-- Problem to work on --
Transcribe the material in full, exactly as written.

— START —

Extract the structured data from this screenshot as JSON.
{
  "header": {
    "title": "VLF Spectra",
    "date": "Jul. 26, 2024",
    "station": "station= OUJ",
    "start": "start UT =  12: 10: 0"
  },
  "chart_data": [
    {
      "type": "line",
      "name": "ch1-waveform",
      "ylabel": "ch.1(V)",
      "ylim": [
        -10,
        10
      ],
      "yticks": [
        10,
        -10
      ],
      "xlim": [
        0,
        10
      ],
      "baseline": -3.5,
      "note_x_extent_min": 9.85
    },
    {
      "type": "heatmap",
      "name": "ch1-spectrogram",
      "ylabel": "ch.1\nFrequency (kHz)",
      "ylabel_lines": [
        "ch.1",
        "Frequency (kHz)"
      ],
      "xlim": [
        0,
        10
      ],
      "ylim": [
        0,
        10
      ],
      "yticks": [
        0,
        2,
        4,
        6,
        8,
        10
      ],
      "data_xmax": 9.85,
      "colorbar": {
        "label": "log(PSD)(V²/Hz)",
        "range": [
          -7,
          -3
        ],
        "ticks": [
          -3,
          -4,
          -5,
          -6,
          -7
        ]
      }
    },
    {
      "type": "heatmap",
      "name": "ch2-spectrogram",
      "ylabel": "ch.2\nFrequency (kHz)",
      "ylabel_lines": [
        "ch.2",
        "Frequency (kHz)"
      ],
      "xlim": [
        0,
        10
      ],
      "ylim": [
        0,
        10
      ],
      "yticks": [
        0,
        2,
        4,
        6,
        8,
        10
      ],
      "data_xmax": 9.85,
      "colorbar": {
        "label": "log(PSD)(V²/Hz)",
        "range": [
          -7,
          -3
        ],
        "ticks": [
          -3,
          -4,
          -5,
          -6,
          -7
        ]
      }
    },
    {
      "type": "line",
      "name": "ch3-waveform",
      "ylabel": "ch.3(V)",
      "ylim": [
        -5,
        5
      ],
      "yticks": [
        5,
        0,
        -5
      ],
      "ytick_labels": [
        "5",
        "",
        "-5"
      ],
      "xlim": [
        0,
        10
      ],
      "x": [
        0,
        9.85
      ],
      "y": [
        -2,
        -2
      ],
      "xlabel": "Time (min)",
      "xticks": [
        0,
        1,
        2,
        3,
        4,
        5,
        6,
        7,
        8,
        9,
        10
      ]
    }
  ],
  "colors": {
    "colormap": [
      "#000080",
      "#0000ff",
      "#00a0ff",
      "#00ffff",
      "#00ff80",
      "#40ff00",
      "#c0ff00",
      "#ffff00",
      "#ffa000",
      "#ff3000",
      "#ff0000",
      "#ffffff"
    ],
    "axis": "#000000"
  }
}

— END —

-- Exercise output --
Extract the structured data from this screenshot as JSON.
{
  "header": {
    "title": "VLF Spectra",
    "date": "Jul. 26, 2024",
    "station": "station= OUJ",
    "start": "start UT =  12: 10: 0"
  },
  "chart_data": [
    {
      "type": "line",
      "name": "ch1-waveform",
      "ylabel": "ch.1(V)",
      "ylim": [
        -10,
        10
      ],
      "yticks": [
        10,
        -10
      ],
      "xlim": [
        0,
        10
      ],
      "baseline": -3.5,
      "note_x_extent_min": 9.85
    },
    {
      "type": "heatmap",
      "name": "ch1-spectrogram",
      "ylabel": "ch.1\nFrequency (kHz)",
      "ylabel_lines": [
        "ch.1",
        "Frequency (kHz)"
      ],
      "xlim": [
        0,
        10
      ],
      "ylim": [
        0,
        10
      ],
      "yticks": [
        0,
        2,
        4,
        6,
        8,
        10
      ],
      "data_xmax": 9.85,
      "colorbar": {
        "label": "log(PSD)(V²/Hz)",
        "range": [
          -7,
          -3
        ],
        "ticks": [
          -3,
          -4,
          -5,
          -6,
          -7
        ]
      }
    },
    {
      "type": "heatmap",
      "name": "ch2-spectrogram",
      "ylabel": "ch.2\nFrequency (kHz)",
      "ylabel_lines": [
        "ch.2",
        "Frequency (kHz)"
      ],
      "xlim": [
        0,
        10
      ],
      "ylim": [
        0,
        10
      ],
      "yticks": [
        0,
        2,
        4,
        6,
        8,
        10
      ],
      "data_xmax": 9.85,
      "colorbar": {
        "label": "log(PSD)(V²/Hz)",
        "range": [
          -7,
          -3
        ],
        "ticks": [
          -3,
          -4,
          -5,
          -6,
          -7
        ]
      }
    },
    {
      "type": "line",
      "name": "ch3-waveform",
      "ylabel": "ch.3(V)",
      "ylim": [
        -5,
        5
      ],
      "yticks": [
        5,
        0,
        -5
      ],
      "ytick_labels": [
        "5",
        "",
        "-5"
      ],
      "xlim": [
        0,
        10
      ],
      "x": [
        0,
        9.85
      ],
      "y": [
        -2,
        -2
      ],
      "xlabel": "Time (min)",
      "xticks": [
        0,
        1,
        2,
        3,
        4,
        5,
        6,
        7,
        8,
        9,
        10
      ]
    }
  ],
  "colors": {
    "colormap": [
      "#000080",
      "#0000ff",
      "#00a0ff",
      "#00ffff",
      "#00ff80",
      "#40ff00",
      "#c0ff00",
      "#ffff00",
      "#ffa000",
      "#ff3000",
      "#ff0000",
      "#ffffff"
    ],
    "axis": "#000000"
  }
}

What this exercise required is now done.